TASK STATEMENT:
Every line of the material is to be quoted verbatim, minus the pictures.
··· GIVEN RECORDS ···
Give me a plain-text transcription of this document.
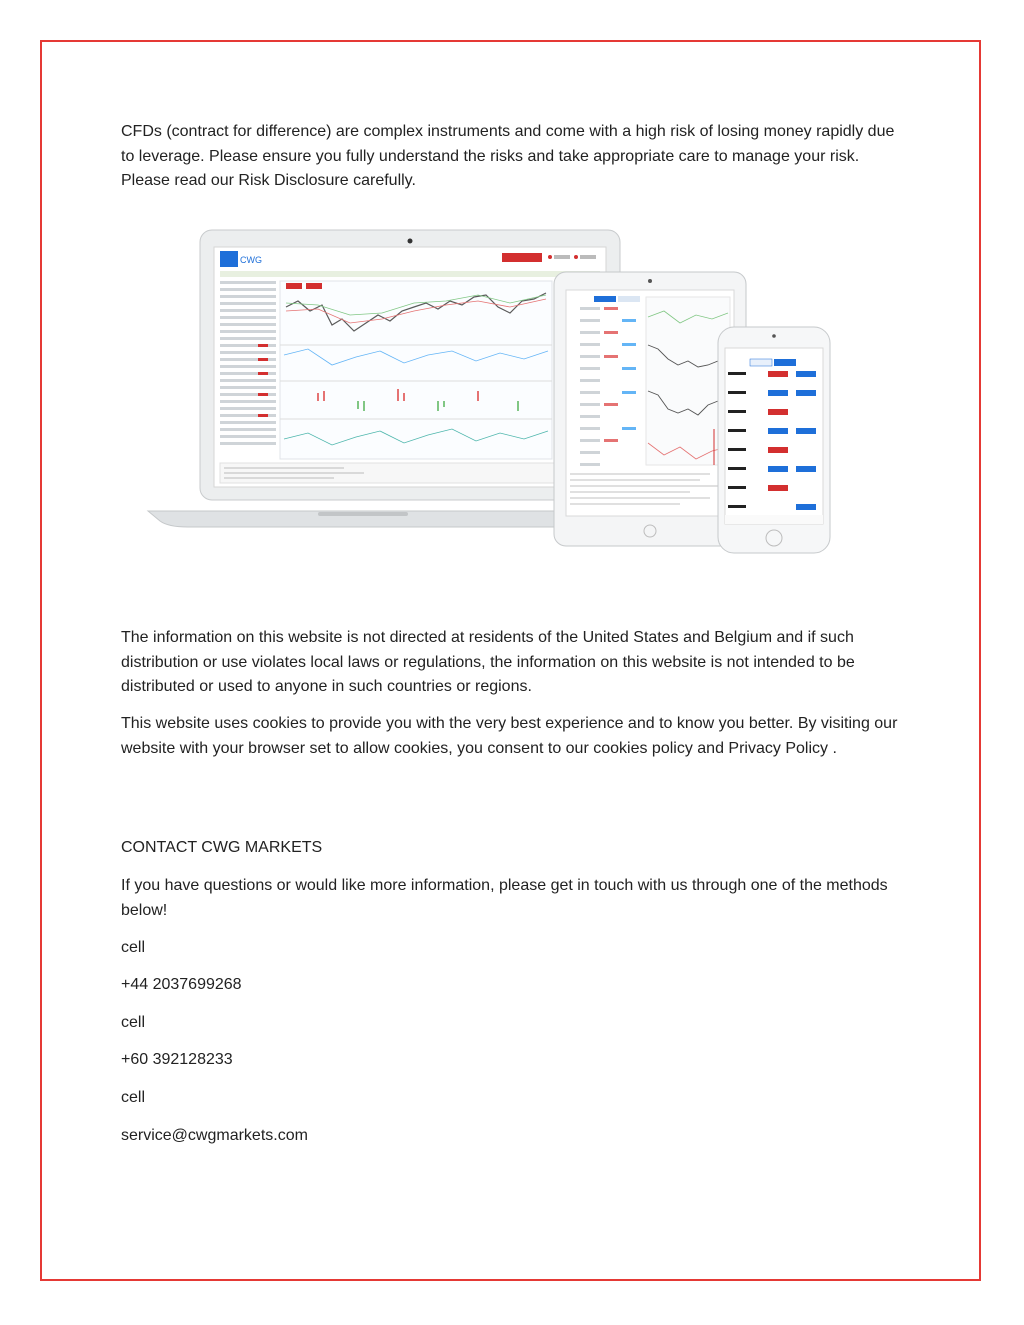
CFDs (contract for difference) are complex instruments and come with a high risk of losing money rapidly due to leverage. Please ensure you fully understand the risks and take appropriate care to manage your risk. Please read our Risk Disclosure carefully.

CWG

The information on this website is not directed at residents of the United States and Belgium and if such distribution or use violates local laws or regulations, the information on this website is not intended to be distributed or used to anyone in such countries or regions.

This website uses cookies to provide you with the very best experience and to know you better. By visiting our website with your browser set to allow cookies, you consent to our cookies policy and Privacy Policy .

CONTACT CWG MARKETS

If you have questions or would like more information, please get in touch with us through one of the methods below!

cell

+44 2037699268

cell

+60 392128233

cell

service@cwgmarkets.com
···
ANSWER IN FULL:
Give me a plain-text transcription of this document.
CFDs (contract for difference) are complex instruments and come with a high risk of losing money rapidly due to leverage. Please ensure you fully understand the risks and take appropriate care to manage your risk. Please read our Risk Disclosure carefully.

CWG

The information on this website is not directed at residents of the United States and Belgium and if such distribution or use violates local laws or regulations, the information on this website is not intended to be distributed or used to anyone in such countries or regions.

This website uses cookies to provide you with the very best experience and to know you better. By visiting our website with your browser set to allow cookies, you consent to our cookies policy and Privacy Policy .

CONTACT CWG MARKETS

If you have questions or would like more information, please get in touch with us through one of the methods below!

cell

+44 2037699268

cell

+60 392128233

cell

service@cwgmarkets.com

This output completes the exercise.